_GOAL OF THE EXERCISE_
Copy the data below exactly.

[Extracted records]
%%

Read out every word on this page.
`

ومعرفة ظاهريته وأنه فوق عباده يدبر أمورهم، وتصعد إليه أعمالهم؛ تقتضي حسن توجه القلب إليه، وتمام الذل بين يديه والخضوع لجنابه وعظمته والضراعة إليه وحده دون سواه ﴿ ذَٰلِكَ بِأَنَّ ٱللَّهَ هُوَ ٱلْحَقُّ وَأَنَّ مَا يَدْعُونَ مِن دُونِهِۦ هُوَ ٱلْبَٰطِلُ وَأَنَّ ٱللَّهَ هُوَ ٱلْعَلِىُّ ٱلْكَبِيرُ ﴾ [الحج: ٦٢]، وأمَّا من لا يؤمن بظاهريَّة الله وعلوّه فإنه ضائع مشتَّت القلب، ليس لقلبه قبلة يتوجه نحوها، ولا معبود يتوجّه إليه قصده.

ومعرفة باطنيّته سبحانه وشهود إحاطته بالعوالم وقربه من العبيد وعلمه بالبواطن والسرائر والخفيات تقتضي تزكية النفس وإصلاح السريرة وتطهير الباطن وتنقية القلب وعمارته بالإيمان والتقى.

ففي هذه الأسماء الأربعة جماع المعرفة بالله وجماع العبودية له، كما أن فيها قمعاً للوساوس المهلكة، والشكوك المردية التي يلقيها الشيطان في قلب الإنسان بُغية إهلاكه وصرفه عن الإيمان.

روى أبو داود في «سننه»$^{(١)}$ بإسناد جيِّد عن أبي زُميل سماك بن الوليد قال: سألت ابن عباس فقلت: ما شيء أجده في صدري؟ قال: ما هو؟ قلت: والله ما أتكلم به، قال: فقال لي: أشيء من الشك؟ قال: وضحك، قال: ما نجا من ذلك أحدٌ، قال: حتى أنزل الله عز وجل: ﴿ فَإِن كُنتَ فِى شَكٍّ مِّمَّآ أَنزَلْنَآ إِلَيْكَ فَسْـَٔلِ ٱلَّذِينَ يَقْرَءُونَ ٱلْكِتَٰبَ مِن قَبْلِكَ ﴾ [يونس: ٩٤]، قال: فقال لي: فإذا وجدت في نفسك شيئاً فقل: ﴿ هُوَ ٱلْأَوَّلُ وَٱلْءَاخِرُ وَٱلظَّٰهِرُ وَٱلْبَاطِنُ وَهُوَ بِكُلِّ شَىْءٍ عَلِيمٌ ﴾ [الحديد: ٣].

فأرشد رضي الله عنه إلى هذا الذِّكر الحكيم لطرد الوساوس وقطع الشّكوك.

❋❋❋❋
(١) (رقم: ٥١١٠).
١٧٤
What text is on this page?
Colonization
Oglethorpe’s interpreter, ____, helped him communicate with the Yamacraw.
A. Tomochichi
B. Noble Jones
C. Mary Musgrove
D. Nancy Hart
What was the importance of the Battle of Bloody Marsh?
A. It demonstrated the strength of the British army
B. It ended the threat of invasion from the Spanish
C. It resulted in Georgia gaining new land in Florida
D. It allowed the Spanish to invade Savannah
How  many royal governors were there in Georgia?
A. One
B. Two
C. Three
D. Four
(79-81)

%%

_FINISHED TASK_
Read out every word on this page.
`

ومعرفة ظاهريته وأنه فوق عباده يدبر أمورهم، وتصعد إليه أعمالهم؛ تقتضي حسن توجه القلب إليه، وتمام الذل بين يديه والخضوع لجنابه وعظمته والضراعة إليه وحده دون سواه ﴿ ذَٰلِكَ بِأَنَّ ٱللَّهَ هُوَ ٱلْحَقُّ وَأَنَّ مَا يَدْعُونَ مِن دُونِهِۦ هُوَ ٱلْبَٰطِلُ وَأَنَّ ٱللَّهَ هُوَ ٱلْعَلِىُّ ٱلْكَبِيرُ ﴾ [الحج: ٦٢]، وأمَّا من لا يؤمن بظاهريَّة الله وعلوّه فإنه ضائع مشتَّت القلب، ليس لقلبه قبلة يتوجه نحوها، ولا معبود يتوجّه إليه قصده.

ومعرفة باطنيّته سبحانه وشهود إحاطته بالعوالم وقربه من العبيد وعلمه بالبواطن والسرائر والخفيات تقتضي تزكية النفس وإصلاح السريرة وتطهير الباطن وتنقية القلب وعمارته بالإيمان والتقى.

ففي هذه الأسماء الأربعة جماع المعرفة بالله وجماع العبودية له، كما أن فيها قمعاً للوساوس المهلكة، والشكوك المردية التي يلقيها الشيطان في قلب الإنسان بُغية إهلاكه وصرفه عن الإيمان.

روى أبو داود في «سننه»$^{(١)}$ بإسناد جيِّد عن أبي زُميل سماك بن الوليد قال: سألت ابن عباس فقلت: ما شيء أجده في صدري؟ قال: ما هو؟ قلت: والله ما أتكلم به، قال: فقال لي: أشيء من الشك؟ قال: وضحك، قال: ما نجا من ذلك أحدٌ، قال: حتى أنزل الله عز وجل: ﴿ فَإِن كُنتَ فِى شَكٍّ مِّمَّآ أَنزَلْنَآ إِلَيْكَ فَسْـَٔلِ ٱلَّذِينَ يَقْرَءُونَ ٱلْكِتَٰبَ مِن قَبْلِكَ ﴾ [يونس: ٩٤]، قال: فقال لي: فإذا وجدت في نفسك شيئاً فقل: ﴿ هُوَ ٱلْأَوَّلُ وَٱلْءَاخِرُ وَٱلظَّٰهِرُ وَٱلْبَاطِنُ وَهُوَ بِكُلِّ شَىْءٍ عَلِيمٌ ﴾ [الحديد: ٣].

فأرشد رضي الله عنه إلى هذا الذِّكر الحكيم لطرد الوساوس وقطع الشّكوك.

❋❋❋❋
(١) (رقم: ٥١١٠).
١٧٤
What text is on this page?
Colonization
Oglethorpe’s interpreter, ____, helped him communicate with the Yamacraw.
A. Tomochichi
B. Noble Jones
C. Mary Musgrove
D. Nancy Hart
What was the importance of the Battle of Bloody Marsh?
A. It demonstrated the strength of the British army
B. It ended the threat of invasion from the Spanish
C. It resulted in Georgia gaining new land in Florida
D. It allowed the Spanish to invade Savannah
How  many royal governors were there in Georgia?
A. One
B. Two
C. Three
D. Four
(79-81)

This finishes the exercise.